## SHORT PROBLEM:
Write out exactly the lines below that run from the line containing "Give me the" through the last line of the records.

## Data entries:
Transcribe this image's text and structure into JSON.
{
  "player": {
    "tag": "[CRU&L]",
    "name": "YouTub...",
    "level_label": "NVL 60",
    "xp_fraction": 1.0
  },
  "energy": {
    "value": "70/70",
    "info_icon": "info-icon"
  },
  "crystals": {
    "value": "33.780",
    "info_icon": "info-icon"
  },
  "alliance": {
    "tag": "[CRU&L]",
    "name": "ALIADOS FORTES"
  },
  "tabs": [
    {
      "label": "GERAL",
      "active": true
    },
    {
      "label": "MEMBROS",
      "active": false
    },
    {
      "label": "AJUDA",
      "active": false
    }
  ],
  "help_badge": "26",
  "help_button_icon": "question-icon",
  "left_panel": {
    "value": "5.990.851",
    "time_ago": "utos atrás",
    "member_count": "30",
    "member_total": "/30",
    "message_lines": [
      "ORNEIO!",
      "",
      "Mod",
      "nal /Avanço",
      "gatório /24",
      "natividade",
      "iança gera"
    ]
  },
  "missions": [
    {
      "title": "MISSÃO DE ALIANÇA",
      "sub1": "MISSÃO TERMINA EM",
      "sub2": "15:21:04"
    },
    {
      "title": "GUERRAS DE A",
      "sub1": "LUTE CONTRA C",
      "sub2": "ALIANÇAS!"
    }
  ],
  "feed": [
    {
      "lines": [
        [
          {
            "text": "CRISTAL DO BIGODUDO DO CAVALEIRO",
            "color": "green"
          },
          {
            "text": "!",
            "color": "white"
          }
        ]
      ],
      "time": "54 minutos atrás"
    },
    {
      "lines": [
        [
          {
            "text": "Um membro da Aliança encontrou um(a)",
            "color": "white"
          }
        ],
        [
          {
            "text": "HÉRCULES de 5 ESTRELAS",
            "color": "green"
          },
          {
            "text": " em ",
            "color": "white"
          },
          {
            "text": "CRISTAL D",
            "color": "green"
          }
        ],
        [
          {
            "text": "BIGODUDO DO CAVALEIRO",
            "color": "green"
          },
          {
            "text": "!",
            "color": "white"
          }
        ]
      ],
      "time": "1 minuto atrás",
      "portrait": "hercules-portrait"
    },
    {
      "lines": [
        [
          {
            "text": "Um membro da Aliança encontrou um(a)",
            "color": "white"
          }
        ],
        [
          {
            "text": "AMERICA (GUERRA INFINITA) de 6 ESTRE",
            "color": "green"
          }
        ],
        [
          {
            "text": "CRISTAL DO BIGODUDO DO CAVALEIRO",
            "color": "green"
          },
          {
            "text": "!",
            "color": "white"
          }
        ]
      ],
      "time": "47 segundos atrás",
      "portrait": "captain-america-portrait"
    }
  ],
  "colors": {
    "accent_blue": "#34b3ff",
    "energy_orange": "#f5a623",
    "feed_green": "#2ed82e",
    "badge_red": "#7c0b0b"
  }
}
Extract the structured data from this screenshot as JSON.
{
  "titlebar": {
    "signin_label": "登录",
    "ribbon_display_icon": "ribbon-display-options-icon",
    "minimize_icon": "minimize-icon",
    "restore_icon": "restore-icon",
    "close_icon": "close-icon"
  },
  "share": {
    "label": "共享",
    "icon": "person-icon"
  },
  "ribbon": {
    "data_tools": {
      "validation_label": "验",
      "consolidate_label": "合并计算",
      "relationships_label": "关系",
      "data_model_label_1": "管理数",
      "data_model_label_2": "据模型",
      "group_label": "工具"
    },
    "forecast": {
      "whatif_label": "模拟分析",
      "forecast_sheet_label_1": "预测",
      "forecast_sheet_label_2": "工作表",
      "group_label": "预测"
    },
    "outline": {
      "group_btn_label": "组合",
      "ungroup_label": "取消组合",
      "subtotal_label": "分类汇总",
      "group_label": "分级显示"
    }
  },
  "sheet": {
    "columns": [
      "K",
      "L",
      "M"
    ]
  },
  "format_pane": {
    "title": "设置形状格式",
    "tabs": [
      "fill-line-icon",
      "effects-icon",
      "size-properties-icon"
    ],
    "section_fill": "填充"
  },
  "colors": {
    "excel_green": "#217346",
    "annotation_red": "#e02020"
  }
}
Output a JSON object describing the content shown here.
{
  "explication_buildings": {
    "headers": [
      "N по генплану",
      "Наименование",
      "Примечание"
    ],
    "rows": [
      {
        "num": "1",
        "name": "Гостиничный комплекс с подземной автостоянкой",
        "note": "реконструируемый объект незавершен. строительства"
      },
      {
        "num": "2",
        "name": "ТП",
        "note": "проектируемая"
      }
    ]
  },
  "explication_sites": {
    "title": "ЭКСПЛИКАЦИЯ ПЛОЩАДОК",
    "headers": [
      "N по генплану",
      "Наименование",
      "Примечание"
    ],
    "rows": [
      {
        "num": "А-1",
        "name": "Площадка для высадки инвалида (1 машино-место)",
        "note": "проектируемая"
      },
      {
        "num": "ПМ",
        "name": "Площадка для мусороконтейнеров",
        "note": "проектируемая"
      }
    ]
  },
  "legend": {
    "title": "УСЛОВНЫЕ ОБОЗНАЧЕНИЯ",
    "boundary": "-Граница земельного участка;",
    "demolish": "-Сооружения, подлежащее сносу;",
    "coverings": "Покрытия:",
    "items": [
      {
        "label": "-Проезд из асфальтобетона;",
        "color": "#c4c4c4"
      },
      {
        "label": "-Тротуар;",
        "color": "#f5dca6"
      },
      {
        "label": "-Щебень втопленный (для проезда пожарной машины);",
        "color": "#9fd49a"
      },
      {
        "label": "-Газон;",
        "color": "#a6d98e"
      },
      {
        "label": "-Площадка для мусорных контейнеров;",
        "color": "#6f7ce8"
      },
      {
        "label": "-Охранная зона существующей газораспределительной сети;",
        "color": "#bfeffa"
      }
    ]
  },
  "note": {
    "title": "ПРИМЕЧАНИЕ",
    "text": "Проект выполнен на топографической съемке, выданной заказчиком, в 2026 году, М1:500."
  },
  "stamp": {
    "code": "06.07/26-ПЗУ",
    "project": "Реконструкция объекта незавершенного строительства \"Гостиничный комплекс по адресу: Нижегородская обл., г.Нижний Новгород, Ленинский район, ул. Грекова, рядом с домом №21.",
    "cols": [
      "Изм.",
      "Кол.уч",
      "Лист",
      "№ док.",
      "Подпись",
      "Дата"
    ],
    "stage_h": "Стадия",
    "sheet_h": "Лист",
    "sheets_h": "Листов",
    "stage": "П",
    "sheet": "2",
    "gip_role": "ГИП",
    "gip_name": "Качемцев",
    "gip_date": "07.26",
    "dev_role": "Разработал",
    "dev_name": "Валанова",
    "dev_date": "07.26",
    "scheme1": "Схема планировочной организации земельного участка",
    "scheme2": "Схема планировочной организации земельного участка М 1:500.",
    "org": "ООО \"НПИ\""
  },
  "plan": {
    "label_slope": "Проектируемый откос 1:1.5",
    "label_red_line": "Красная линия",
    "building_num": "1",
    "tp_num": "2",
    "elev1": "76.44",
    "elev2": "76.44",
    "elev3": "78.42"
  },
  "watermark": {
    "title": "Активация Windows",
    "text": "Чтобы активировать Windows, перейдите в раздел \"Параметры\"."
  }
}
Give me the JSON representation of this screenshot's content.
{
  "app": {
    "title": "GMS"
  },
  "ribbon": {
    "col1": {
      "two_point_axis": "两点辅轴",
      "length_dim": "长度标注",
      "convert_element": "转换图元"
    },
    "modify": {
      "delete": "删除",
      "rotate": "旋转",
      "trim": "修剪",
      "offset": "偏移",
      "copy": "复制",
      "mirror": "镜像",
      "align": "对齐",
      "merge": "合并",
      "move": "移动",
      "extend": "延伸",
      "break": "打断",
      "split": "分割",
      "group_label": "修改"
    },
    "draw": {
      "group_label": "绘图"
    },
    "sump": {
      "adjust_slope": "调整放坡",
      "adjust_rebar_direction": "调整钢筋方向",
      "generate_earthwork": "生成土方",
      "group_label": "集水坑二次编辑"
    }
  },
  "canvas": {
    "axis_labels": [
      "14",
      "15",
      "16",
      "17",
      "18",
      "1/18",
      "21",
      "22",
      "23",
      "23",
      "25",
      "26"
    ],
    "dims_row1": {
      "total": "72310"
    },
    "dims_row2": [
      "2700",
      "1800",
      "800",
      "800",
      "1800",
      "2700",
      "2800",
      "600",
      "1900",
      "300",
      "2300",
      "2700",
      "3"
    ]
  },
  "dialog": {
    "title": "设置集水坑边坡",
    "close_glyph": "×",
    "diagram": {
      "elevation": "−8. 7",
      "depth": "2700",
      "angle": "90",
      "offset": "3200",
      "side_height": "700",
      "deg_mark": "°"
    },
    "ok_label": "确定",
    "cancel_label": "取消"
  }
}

## ANSWER TO THIS EXERCISE:
Give me the JSON representation of this screenshot's content.
{
  "app": {
    "title": "GMS"
  },
  "ribbon": {
    "col1": {
      "two_point_axis": "两点辅轴",
      "length_dim": "长度标注",
      "convert_element": "转换图元"
    },
    "modify": {
      "delete": "删除",
      "rotate": "旋转",
      "trim": "修剪",
      "offset": "偏移",
      "copy": "复制",
      "mirror": "镜像",
      "align": "对齐",
      "merge": "合并",
      "move": "移动",
      "extend": "延伸",
      "break": "打断",
      "split": "分割",
      "group_label": "修改"
    },
    "draw": {
      "group_label": "绘图"
    },
    "sump": {
      "adjust_slope": "调整放坡",
      "adjust_rebar_direction": "调整钢筋方向",
      "generate_earthwork": "生成土方",
      "group_label": "集水坑二次编辑"
    }
  },
  "canvas": {
    "axis_labels": [
      "14",
      "15",
      "16",
      "17",
      "18",
      "1/18",
      "21",
      "22",
      "23",
      "23",
      "25",
      "26"
    ],
    "dims_row1": {
      "total": "72310"
    },
    "dims_row2": [
      "2700",
      "1800",
      "800",
      "800",
      "1800",
      "2700",
      "2800",
      "600",
      "1900",
      "300",
      "2300",
      "2700",
      "3"
    ]
  },
  "dialog": {
    "title": "设置集水坑边坡",
    "close_glyph": "×",
    "diagram": {
      "elevation": "−8. 7",
      "depth": "2700",
      "angle": "90",
      "offset": "3200",
      "side_height": "700",
      "deg_mark": "°"
    },
    "ok_label": "确定",
    "cancel_label": "取消"
  }
}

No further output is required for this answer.